Exercise aim » Filter the entries below, keeping every line that has the word "from".

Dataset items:
● ● ● ● ● ● ●

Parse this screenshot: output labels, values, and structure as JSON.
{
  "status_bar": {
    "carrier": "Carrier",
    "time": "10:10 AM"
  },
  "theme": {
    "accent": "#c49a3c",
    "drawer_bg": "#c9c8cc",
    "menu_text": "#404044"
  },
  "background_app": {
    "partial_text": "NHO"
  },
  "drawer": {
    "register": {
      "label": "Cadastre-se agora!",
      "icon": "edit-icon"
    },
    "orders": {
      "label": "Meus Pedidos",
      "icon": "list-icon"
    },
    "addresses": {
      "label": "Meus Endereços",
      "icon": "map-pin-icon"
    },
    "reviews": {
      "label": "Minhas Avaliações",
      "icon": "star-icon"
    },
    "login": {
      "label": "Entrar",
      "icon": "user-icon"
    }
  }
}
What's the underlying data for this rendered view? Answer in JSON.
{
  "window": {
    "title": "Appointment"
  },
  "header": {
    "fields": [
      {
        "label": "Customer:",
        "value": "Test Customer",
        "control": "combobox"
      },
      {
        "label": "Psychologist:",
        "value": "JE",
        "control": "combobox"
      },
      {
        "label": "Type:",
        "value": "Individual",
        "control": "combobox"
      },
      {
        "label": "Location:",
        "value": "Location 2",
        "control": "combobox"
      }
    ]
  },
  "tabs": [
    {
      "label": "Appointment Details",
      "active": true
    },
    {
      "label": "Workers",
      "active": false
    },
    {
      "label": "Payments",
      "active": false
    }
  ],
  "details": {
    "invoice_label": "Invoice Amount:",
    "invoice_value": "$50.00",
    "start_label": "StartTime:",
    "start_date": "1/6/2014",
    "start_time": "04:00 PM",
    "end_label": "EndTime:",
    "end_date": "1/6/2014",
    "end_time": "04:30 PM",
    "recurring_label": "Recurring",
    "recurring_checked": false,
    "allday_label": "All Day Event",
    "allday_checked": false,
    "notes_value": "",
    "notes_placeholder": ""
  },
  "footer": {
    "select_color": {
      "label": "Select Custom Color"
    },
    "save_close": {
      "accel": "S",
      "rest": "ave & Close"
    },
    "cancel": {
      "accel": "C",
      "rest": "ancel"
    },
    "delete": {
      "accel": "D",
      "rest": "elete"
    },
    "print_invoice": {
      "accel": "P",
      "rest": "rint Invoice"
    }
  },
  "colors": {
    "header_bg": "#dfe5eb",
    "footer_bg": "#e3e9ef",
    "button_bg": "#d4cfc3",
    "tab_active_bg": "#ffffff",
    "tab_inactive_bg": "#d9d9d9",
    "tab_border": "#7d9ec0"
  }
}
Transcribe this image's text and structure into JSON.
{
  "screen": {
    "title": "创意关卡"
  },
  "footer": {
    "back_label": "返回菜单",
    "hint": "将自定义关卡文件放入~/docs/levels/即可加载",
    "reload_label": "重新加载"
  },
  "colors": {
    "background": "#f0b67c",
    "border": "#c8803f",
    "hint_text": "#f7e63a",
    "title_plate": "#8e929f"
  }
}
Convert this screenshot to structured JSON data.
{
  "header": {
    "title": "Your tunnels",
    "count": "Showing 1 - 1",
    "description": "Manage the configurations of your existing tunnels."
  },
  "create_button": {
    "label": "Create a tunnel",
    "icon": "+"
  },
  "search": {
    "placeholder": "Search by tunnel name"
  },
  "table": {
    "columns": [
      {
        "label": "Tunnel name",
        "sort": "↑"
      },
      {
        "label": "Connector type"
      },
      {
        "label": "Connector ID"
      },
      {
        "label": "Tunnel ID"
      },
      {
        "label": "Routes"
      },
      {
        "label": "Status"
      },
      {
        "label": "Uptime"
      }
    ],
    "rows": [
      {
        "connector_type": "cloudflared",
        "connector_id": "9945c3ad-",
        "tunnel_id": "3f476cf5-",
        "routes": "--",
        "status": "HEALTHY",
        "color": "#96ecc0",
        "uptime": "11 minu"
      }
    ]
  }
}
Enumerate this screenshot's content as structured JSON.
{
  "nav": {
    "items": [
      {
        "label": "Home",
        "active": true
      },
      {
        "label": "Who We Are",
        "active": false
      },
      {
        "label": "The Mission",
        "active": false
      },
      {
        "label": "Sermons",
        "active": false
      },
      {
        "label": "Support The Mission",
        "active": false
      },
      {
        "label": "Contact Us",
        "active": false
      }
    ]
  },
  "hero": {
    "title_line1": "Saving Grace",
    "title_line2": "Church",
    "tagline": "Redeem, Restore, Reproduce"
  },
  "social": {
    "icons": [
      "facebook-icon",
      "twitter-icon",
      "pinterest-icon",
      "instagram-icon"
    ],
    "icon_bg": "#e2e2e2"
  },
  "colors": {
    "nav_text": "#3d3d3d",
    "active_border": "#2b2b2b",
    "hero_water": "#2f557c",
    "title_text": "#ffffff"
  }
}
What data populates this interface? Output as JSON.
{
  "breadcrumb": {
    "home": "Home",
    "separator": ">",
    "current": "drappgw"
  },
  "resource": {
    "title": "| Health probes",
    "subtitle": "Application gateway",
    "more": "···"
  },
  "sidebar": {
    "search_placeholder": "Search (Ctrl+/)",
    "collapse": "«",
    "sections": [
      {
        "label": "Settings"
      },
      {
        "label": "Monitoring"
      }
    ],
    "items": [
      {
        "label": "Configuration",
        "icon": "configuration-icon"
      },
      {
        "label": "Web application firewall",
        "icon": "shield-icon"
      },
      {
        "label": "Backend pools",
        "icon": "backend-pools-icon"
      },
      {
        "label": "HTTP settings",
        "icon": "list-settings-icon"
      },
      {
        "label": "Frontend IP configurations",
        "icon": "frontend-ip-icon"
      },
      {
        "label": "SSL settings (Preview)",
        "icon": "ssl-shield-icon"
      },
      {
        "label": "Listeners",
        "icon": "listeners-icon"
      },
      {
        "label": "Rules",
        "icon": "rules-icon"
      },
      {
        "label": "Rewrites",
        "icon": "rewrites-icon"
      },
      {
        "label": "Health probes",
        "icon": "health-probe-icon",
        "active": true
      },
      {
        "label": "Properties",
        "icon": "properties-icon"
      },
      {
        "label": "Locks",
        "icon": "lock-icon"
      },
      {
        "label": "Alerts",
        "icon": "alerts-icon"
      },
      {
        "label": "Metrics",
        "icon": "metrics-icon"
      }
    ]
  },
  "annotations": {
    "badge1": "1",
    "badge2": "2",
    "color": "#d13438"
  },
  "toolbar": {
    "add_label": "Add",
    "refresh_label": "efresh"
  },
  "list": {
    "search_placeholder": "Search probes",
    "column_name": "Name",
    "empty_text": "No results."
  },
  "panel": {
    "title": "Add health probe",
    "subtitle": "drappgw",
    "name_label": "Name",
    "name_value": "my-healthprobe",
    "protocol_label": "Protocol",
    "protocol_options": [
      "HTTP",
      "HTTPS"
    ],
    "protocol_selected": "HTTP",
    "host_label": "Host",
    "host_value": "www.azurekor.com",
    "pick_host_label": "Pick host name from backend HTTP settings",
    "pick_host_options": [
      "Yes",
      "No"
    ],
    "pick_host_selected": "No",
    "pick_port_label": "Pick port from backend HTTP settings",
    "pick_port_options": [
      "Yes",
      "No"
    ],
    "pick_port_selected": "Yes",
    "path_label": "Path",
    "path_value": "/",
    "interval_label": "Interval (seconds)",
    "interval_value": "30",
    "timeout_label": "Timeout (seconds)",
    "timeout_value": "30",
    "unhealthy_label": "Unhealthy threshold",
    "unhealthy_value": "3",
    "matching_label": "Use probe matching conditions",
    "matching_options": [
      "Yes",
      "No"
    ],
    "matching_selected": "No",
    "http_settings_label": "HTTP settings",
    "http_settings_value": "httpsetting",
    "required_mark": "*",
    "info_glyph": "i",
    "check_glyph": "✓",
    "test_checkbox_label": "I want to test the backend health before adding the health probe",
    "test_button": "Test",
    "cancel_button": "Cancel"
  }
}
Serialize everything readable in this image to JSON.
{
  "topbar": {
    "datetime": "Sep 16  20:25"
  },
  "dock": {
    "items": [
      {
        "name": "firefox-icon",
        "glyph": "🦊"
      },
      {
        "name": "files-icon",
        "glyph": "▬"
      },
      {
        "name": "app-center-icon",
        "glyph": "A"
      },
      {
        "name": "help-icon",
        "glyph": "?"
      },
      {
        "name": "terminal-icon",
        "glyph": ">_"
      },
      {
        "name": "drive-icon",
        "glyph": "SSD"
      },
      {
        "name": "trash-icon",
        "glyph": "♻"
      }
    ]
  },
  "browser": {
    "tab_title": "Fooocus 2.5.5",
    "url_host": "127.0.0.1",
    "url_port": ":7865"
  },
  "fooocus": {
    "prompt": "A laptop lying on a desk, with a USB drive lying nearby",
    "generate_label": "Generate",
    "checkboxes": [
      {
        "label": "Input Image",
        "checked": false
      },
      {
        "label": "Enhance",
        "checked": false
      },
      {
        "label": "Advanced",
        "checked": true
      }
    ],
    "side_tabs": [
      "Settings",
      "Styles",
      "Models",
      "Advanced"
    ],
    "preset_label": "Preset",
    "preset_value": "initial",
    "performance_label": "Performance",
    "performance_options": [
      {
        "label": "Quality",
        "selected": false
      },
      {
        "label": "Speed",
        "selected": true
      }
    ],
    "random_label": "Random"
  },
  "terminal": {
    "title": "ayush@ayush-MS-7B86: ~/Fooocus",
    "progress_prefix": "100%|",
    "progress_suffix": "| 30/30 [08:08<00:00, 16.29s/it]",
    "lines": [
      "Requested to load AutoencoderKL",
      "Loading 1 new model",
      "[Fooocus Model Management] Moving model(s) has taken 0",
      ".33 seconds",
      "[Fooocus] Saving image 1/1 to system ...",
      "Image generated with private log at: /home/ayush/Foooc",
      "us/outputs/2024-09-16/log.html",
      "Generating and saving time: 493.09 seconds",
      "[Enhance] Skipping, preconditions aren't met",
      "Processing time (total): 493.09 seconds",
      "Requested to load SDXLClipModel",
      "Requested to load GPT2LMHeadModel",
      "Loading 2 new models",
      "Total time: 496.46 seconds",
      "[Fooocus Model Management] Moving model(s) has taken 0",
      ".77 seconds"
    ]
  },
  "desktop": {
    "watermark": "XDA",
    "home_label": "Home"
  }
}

● ● ● ● ● ● ●

Solution to the problem »
    "pick_host_label": "Pick host name from backend HTTP settings",
    "pick_port_label": "Pick port from backend HTTP settings",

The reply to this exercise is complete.